## [YOUR GOAL]
Write out the complete material exactly as it stands.

## [MATERIAL FOR THIS TASK]
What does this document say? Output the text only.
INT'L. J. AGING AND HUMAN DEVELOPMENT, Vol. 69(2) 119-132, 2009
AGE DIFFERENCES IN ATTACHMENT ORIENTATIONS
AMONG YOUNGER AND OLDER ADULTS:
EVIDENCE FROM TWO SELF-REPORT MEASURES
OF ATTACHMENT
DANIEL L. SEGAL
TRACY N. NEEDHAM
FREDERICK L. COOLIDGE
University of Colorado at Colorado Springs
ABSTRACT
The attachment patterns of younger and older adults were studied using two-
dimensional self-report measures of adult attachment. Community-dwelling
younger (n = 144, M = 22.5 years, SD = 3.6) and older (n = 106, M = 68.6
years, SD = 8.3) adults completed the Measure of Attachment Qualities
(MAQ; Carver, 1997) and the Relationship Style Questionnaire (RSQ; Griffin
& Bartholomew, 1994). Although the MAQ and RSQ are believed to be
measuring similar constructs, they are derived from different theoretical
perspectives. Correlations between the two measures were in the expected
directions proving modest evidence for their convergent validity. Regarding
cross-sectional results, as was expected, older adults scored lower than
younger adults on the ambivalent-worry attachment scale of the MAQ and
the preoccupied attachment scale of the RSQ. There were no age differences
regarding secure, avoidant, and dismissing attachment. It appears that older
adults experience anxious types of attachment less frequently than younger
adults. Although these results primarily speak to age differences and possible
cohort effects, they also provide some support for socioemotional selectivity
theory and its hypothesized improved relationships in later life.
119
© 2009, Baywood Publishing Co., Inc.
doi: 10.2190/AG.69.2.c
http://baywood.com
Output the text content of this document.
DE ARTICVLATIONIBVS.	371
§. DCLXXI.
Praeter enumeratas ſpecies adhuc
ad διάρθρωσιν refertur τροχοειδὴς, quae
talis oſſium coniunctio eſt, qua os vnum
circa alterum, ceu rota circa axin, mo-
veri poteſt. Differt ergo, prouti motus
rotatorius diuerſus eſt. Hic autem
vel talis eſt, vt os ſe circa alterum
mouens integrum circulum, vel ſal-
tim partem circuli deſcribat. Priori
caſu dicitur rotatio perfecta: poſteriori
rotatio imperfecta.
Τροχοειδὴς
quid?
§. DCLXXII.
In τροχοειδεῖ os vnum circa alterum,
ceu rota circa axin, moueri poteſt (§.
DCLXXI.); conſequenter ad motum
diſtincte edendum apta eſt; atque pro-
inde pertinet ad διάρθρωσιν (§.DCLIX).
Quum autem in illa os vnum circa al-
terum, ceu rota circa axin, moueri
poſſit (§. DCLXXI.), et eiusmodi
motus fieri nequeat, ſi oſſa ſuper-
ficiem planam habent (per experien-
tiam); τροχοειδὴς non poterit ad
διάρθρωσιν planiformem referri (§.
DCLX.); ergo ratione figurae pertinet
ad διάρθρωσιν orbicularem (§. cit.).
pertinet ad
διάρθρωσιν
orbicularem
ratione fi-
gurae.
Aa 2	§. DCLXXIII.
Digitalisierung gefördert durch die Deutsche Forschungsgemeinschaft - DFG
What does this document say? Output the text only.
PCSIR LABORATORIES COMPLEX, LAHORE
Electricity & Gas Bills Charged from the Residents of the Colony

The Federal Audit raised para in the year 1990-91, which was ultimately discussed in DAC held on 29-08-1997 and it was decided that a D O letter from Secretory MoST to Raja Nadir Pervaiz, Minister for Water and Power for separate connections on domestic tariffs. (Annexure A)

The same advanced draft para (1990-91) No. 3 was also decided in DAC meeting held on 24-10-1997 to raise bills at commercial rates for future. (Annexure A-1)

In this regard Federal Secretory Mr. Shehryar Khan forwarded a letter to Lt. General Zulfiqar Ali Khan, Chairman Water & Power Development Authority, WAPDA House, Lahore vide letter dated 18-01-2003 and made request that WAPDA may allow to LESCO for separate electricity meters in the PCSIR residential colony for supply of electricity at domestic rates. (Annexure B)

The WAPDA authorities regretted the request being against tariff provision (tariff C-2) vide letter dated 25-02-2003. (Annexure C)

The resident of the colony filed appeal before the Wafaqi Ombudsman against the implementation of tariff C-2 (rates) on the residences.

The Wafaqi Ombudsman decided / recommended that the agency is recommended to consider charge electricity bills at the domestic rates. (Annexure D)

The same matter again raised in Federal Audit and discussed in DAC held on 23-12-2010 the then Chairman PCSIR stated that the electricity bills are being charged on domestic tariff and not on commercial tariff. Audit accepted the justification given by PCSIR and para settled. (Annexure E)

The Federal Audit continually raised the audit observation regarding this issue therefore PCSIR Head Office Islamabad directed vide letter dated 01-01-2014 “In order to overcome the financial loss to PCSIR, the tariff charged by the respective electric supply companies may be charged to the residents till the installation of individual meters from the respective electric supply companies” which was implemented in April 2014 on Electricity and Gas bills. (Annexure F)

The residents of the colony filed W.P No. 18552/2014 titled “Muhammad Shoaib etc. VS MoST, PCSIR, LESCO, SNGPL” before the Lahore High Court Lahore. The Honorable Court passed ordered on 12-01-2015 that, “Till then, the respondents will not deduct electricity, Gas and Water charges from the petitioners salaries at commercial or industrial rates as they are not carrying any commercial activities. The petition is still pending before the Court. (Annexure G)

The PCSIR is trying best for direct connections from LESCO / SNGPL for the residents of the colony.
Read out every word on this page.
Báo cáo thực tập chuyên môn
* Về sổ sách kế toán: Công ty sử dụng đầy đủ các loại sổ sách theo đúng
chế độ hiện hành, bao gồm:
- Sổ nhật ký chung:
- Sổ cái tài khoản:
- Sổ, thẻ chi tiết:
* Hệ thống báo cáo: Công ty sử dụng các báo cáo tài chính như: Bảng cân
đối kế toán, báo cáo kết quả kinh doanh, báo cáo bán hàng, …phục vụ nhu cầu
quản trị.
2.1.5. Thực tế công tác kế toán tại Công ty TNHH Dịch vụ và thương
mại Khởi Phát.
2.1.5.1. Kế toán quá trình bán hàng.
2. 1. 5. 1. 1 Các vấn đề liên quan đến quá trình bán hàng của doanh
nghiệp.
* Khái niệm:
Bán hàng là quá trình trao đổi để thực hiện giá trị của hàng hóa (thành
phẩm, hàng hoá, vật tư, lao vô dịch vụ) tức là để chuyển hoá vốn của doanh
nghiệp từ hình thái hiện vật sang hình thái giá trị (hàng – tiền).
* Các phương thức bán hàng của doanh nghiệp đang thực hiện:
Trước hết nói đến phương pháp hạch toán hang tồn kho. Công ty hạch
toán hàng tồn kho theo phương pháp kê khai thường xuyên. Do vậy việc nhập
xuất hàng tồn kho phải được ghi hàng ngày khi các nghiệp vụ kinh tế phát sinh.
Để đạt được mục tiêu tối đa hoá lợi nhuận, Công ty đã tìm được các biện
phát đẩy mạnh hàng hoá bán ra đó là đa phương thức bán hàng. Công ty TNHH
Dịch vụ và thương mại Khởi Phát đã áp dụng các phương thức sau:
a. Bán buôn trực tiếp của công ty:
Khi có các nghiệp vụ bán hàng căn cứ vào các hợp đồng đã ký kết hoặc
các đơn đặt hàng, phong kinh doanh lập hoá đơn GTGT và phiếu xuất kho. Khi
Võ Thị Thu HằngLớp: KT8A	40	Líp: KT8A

## [WORKED SOLUTION]
What does this document say? Output the text only.
INT'L. J. AGING AND HUMAN DEVELOPMENT, Vol. 69(2) 119-132, 2009
AGE DIFFERENCES IN ATTACHMENT ORIENTATIONS
AMONG YOUNGER AND OLDER ADULTS:
EVIDENCE FROM TWO SELF-REPORT MEASURES
OF ATTACHMENT
DANIEL L. SEGAL
TRACY N. NEEDHAM
FREDERICK L. COOLIDGE
University of Colorado at Colorado Springs
ABSTRACT
The attachment patterns of younger and older adults were studied using two-
dimensional self-report measures of adult attachment. Community-dwelling
younger (n = 144, M = 22.5 years, SD = 3.6) and older (n = 106, M = 68.6
years, SD = 8.3) adults completed the Measure of Attachment Qualities
(MAQ; Carver, 1997) and the Relationship Style Questionnaire (RSQ; Griffin
& Bartholomew, 1994). Although the MAQ and RSQ are believed to be
measuring similar constructs, they are derived from different theoretical
perspectives. Correlations between the two measures were in the expected
directions proving modest evidence for their convergent validity. Regarding
cross-sectional results, as was expected, older adults scored lower than
younger adults on the ambivalent-worry attachment scale of the MAQ and
the preoccupied attachment scale of the RSQ. There were no age differences
regarding secure, avoidant, and dismissing attachment. It appears that older
adults experience anxious types of attachment less frequently than younger
adults. Although these results primarily speak to age differences and possible
cohort effects, they also provide some support for socioemotional selectivity
theory and its hypothesized improved relationships in later life.
119
© 2009, Baywood Publishing Co., Inc.
doi: 10.2190/AG.69.2.c
http://baywood.com
Output the text content of this document.
DE ARTICVLATIONIBVS.	371
§. DCLXXI.
Praeter enumeratas ſpecies adhuc
ad διάρθρωσιν refertur τροχοειδὴς, quae
talis oſſium coniunctio eſt, qua os vnum
circa alterum, ceu rota circa axin, mo-
veri poteſt. Differt ergo, prouti motus
rotatorius diuerſus eſt. Hic autem
vel talis eſt, vt os ſe circa alterum
mouens integrum circulum, vel ſal-
tim partem circuli deſcribat. Priori
caſu dicitur rotatio perfecta: poſteriori
rotatio imperfecta.
Τροχοειδὴς
quid?
§. DCLXXII.
In τροχοειδεῖ os vnum circa alterum,
ceu rota circa axin, moueri poteſt (§.
DCLXXI.); conſequenter ad motum
diſtincte edendum apta eſt; atque pro-
inde pertinet ad διάρθρωσιν (§.DCLIX).
Quum autem in illa os vnum circa al-
terum, ceu rota circa axin, moueri
poſſit (§. DCLXXI.), et eiusmodi
motus fieri nequeat, ſi oſſa ſuper-
ficiem planam habent (per experien-
tiam); τροχοειδὴς non poterit ad
διάρθρωσιν planiformem referri (§.
DCLX.); ergo ratione figurae pertinet
ad διάρθρωσιν orbicularem (§. cit.).
pertinet ad
διάρθρωσιν
orbicularem
ratione fi-
gurae.
Aa 2	§. DCLXXIII.
Digitalisierung gefördert durch die Deutsche Forschungsgemeinschaft - DFG
What does this document say? Output the text only.
PCSIR LABORATORIES COMPLEX, LAHORE
Electricity & Gas Bills Charged from the Residents of the Colony

The Federal Audit raised para in the year 1990-91, which was ultimately discussed in DAC held on 29-08-1997 and it was decided that a D O letter from Secretory MoST to Raja Nadir Pervaiz, Minister for Water and Power for separate connections on domestic tariffs. (Annexure A)

The same advanced draft para (1990-91) No. 3 was also decided in DAC meeting held on 24-10-1997 to raise bills at commercial rates for future. (Annexure A-1)

In this regard Federal Secretory Mr. Shehryar Khan forwarded a letter to Lt. General Zulfiqar Ali Khan, Chairman Water & Power Development Authority, WAPDA House, Lahore vide letter dated 18-01-2003 and made request that WAPDA may allow to LESCO for separate electricity meters in the PCSIR residential colony for supply of electricity at domestic rates. (Annexure B)

The WAPDA authorities regretted the request being against tariff provision (tariff C-2) vide letter dated 25-02-2003. (Annexure C)

The resident of the colony filed appeal before the Wafaqi Ombudsman against the implementation of tariff C-2 (rates) on the residences.

The Wafaqi Ombudsman decided / recommended that the agency is recommended to consider charge electricity bills at the domestic rates. (Annexure D)

The same matter again raised in Federal Audit and discussed in DAC held on 23-12-2010 the then Chairman PCSIR stated that the electricity bills are being charged on domestic tariff and not on commercial tariff. Audit accepted the justification given by PCSIR and para settled. (Annexure E)

The Federal Audit continually raised the audit observation regarding this issue therefore PCSIR Head Office Islamabad directed vide letter dated 01-01-2014 “In order to overcome the financial loss to PCSIR, the tariff charged by the respective electric supply companies may be charged to the residents till the installation of individual meters from the respective electric supply companies” which was implemented in April 2014 on Electricity and Gas bills. (Annexure F)

The residents of the colony filed W.P No. 18552/2014 titled “Muhammad Shoaib etc. VS MoST, PCSIR, LESCO, SNGPL” before the Lahore High Court Lahore. The Honorable Court passed ordered on 12-01-2015 that, “Till then, the respondents will not deduct electricity, Gas and Water charges from the petitioners salaries at commercial or industrial rates as they are not carrying any commercial activities. The petition is still pending before the Court. (Annexure G)

The PCSIR is trying best for direct connections from LESCO / SNGPL for the residents of the colony.
Read out every word on this page.
Báo cáo thực tập chuyên môn
* Về sổ sách kế toán: Công ty sử dụng đầy đủ các loại sổ sách theo đúng
chế độ hiện hành, bao gồm:
- Sổ nhật ký chung:
- Sổ cái tài khoản:
- Sổ, thẻ chi tiết:
* Hệ thống báo cáo: Công ty sử dụng các báo cáo tài chính như: Bảng cân
đối kế toán, báo cáo kết quả kinh doanh, báo cáo bán hàng, …phục vụ nhu cầu
quản trị.
2.1.5. Thực tế công tác kế toán tại Công ty TNHH Dịch vụ và thương
mại Khởi Phát.
2.1.5.1. Kế toán quá trình bán hàng.
2. 1. 5. 1. 1 Các vấn đề liên quan đến quá trình bán hàng của doanh
nghiệp.
* Khái niệm:
Bán hàng là quá trình trao đổi để thực hiện giá trị của hàng hóa (thành
phẩm, hàng hoá, vật tư, lao vô dịch vụ) tức là để chuyển hoá vốn của doanh
nghiệp từ hình thái hiện vật sang hình thái giá trị (hàng – tiền).
* Các phương thức bán hàng của doanh nghiệp đang thực hiện:
Trước hết nói đến phương pháp hạch toán hang tồn kho. Công ty hạch
toán hàng tồn kho theo phương pháp kê khai thường xuyên. Do vậy việc nhập
xuất hàng tồn kho phải được ghi hàng ngày khi các nghiệp vụ kinh tế phát sinh.
Để đạt được mục tiêu tối đa hoá lợi nhuận, Công ty đã tìm được các biện
phát đẩy mạnh hàng hoá bán ra đó là đa phương thức bán hàng. Công ty TNHH
Dịch vụ và thương mại Khởi Phát đã áp dụng các phương thức sau:
a. Bán buôn trực tiếp của công ty:
Khi có các nghiệp vụ bán hàng căn cứ vào các hợp đồng đã ký kết hoặc
các đơn đặt hàng, phong kinh doanh lập hoá đơn GTGT và phiếu xuất kho. Khi
Võ Thị Thu HằngLớp: KT8A	40	Líp: KT8A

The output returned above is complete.